▸ Exercise details: Gather all lines in the entries below that include the word "this".

Collected data
%%
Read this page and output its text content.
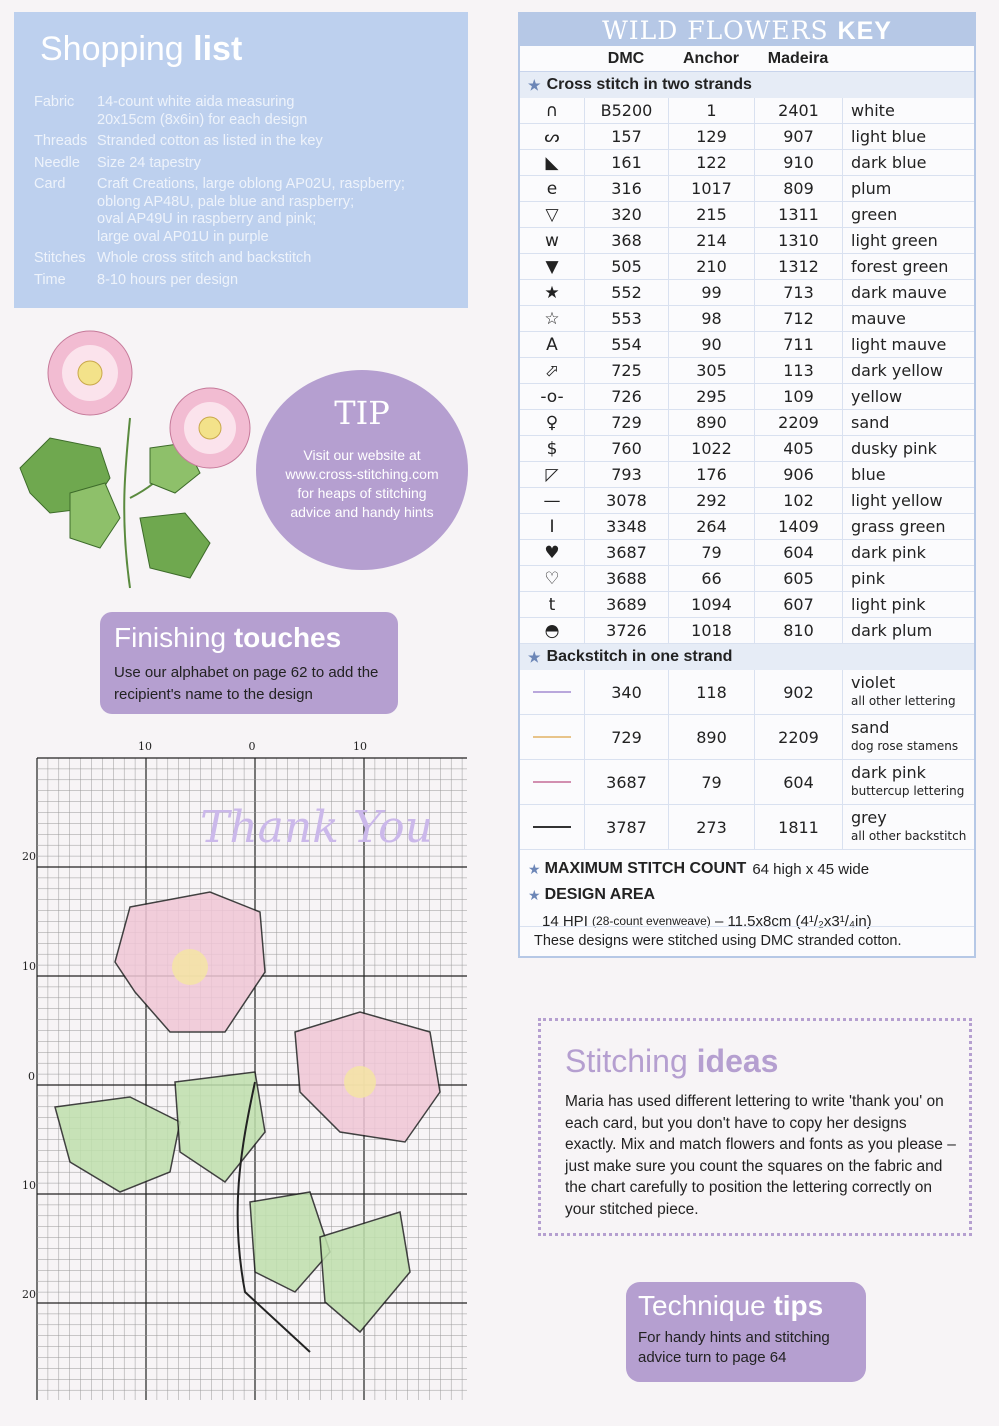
Shopping list
Fabric	14-count white aida measuring
20x15cm (8x6in) for each design
Threads Stranded cotton as listed in the key
Needle	Size 24 tapestry
Card	Craft Creations, large oblong AP02U, raspberry;
oblong AP48U, pale blue and raspberry;
oval AP49U in raspberry and pink;
large oval AP01U in purple
Stitches Whole cross stitch and backstitch
Time	8-10 hours per design
TIP
Visit our website at www.cross-stitching.com for heaps of stitching advice and handy hints
Finishing touches
Use our alphabet on page 62 to add the recipient's name to the design
10	0	10
20
10
0
10
20
Thank You
WILD FLOWERS KEY
DMC	Anchor	Madeira
★ Cross stitch in two strands
∩	B5200	1	2401	white
ᔕ	157	129	907	light blue
◣	161	122	910	dark blue
e	316	1017	809	plum
▽	320	215	1311	green
w	368	214	1310	light green
▼	505	210	1312	forest green
★	552	99	713	dark mauve
☆	553	98	712	mauve
A	554	90	711	light mauve
⬀	725	305	113	dark yellow
-o-	726	295	109	yellow
♀	729	890	2209	sand
$	760	1022	405	dusky pink
◸	793	176	906	blue
—	3078	292	102	light yellow
I	3348	264	1409	grass green
♥	3687	79	604	dark pink
♡	3688	66	605	pink
t	3689	1094	607	light pink
◓	3726	1018	810	dark plum
★ Backstitch in one strand
340	118	902	violet
all other lettering
729	890	2209	sand
dog rose stamens
3687	79	604	dark pink
buttercup lettering
3787	273	1811	grey
all other backstitch
★ MAXIMUM STITCH COUNT 64 high x 45 wide
★ DESIGN AREA
14 HPI
(28-count evenweave)
– 11.5x8cm (4¹/₂x3¹/₄in)
These designs were stitched using DMC stranded cotton.
Stitching ideas
Maria has used different lettering to write 'thank you' on each card, but you don't have to copy her designs exactly. Mix and match flowers and fonts as you please – just make sure you count the squares on the fabric and the chart carefully to position the lettering correctly on your stitched piece.
Technique tips
For handy hints and stitching advice turn to page 64
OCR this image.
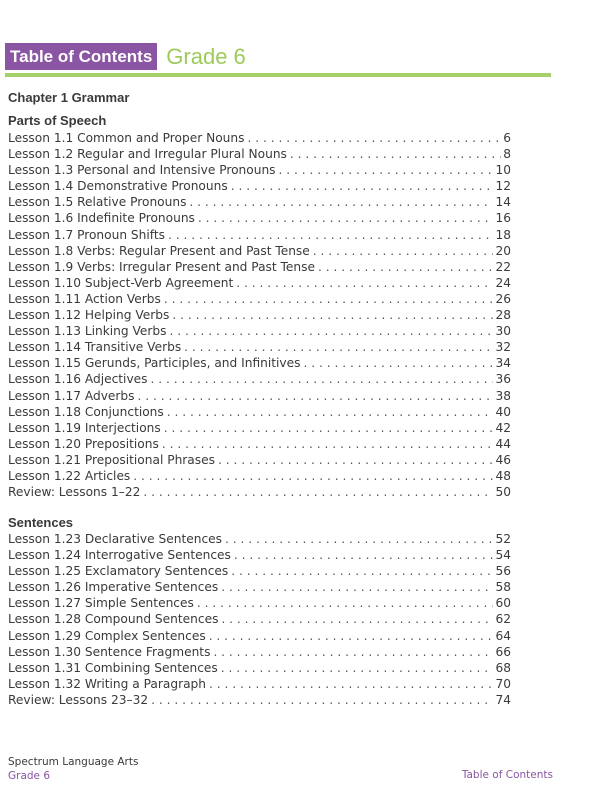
Table of Contents Grade 6
Chapter 1 Grammar
Parts of Speech
Lesson 1.1 Common and Proper Nouns . . .	6
Lesson 1.2 Regular and Irregular Plural Nouns . . .	8
Lesson 1.3 Personal and Intensive Pronouns . . .	10
Lesson 1.4 Demonstrative Pronouns . . .	12
Lesson 1.5 Relative Pronouns . . .	14
Lesson 1.6 Indefinite Pronouns . . .	16
Lesson 1.7 Pronoun Shifts . . .	18
Lesson 1.8 Verbs: Regular Present and Past Tense . . .	20
Lesson 1.9 Verbs: Irregular Present and Past Tense . . .	22
Lesson 1.10 Subject-Verb Agreement . . .	24
Lesson 1.11 Action Verbs . . .	26
Lesson 1.12 Helping Verbs . . .	28
Lesson 1.13 Linking Verbs . . .	30
Lesson 1.14 Transitive Verbs . . .	32
Lesson 1.15 Gerunds, Participles, and Infinitives . . .	34
Lesson 1.16 Adjectives . . .	36
Lesson 1.17 Adverbs . . .	38
Lesson 1.18 Conjunctions . . .	40
Lesson 1.19 Interjections . . .	42
Lesson 1.20 Prepositions . . .	44
Lesson 1.21 Prepositional Phrases . . .	46
Lesson 1.22 Articles . . .	48
Review: Lessons 1–22 . . .	50
Sentences
Lesson 1.23 Declarative Sentences . . .	52
Lesson 1.24 Interrogative Sentences . . .	54
Lesson 1.25 Exclamatory Sentences . . .	56
Lesson 1.26 Imperative Sentences . . .	58
Lesson 1.27 Simple Sentences . . .	60
Lesson 1.28 Compound Sentences . . .	62
Lesson 1.29 Complex Sentences . . .	64
Lesson 1.30 Sentence Fragments . . .	66
Lesson 1.31 Combining Sentences . . .	68
Lesson 1.32 Writing a Paragraph . . .	70
Review: Lessons 23–32 . . .	74
Spectrum Language Arts
Grade 6	Table of Contents
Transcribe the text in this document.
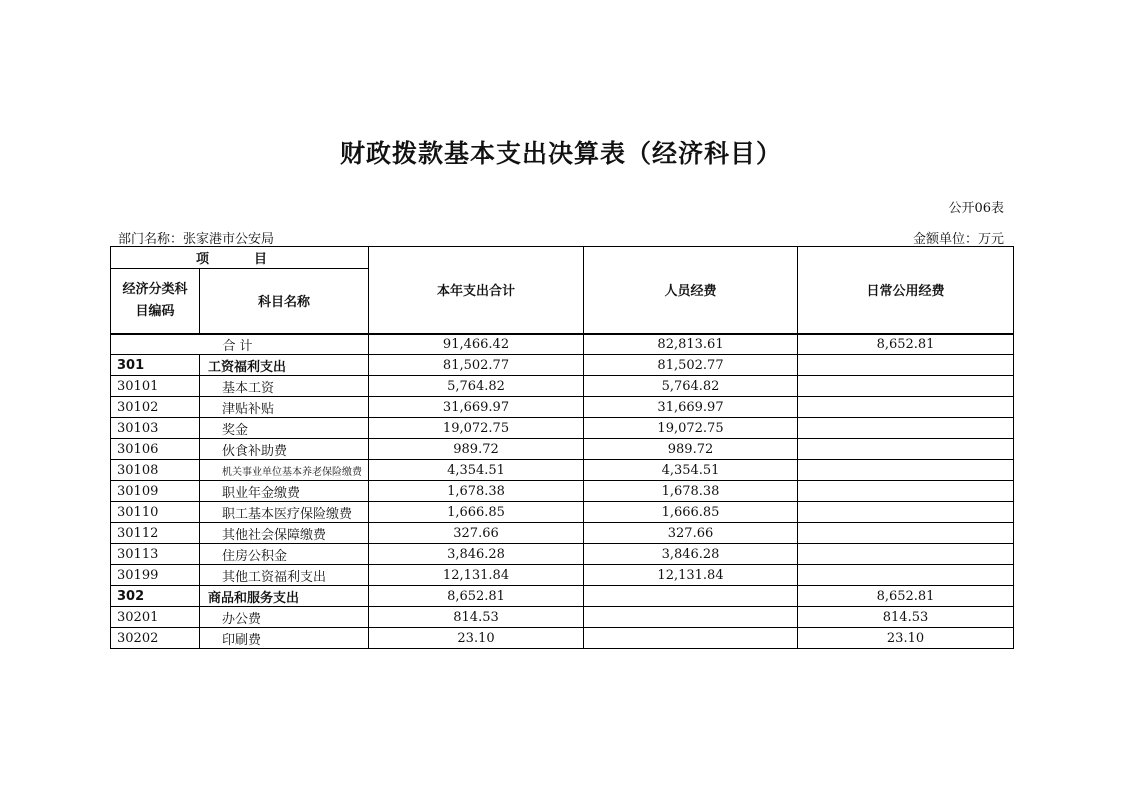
财政拨款基本支出决算表（经济科目）
公开06表
部门名称：张家港市公安局	金额单位：万元
项　目		本年支出合计	人员经费	日常公用经费
经济分类科目编码	科目名称			
合计		91,466.42	82,813.61	8,652.81
301	工资福利支出	81,502.77	81,502.77	
30101	基本工资	5,764.82	5,764.82	
30102	津贴补贴	31,669.97	31,669.97	
30103	奖金	19,072.75	19,072.75	
30106	伙食补助费	989.72	989.72	
30108	机关事业单位基本养老保险缴费	4,354.51	4,354.51	
30109	职业年金缴费	1,678.38	1,678.38	
30110	职工基本医疗保险缴费	1,666.85	1,666.85	
30112	其他社会保障缴费	327.66	327.66	
30113	住房公积金	3,846.28	3,846.28	
30199	其他工资福利支出	12,131.84	12,131.84	
302	商品和服务支出	8,652.81		8,652.81
30201	办公费	814.53		814.53
30202	印刷费	23.10		23.10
%%
▸ Full solution:
Read this page and output its text content.
OCR this image.
Transcribe the text in this document.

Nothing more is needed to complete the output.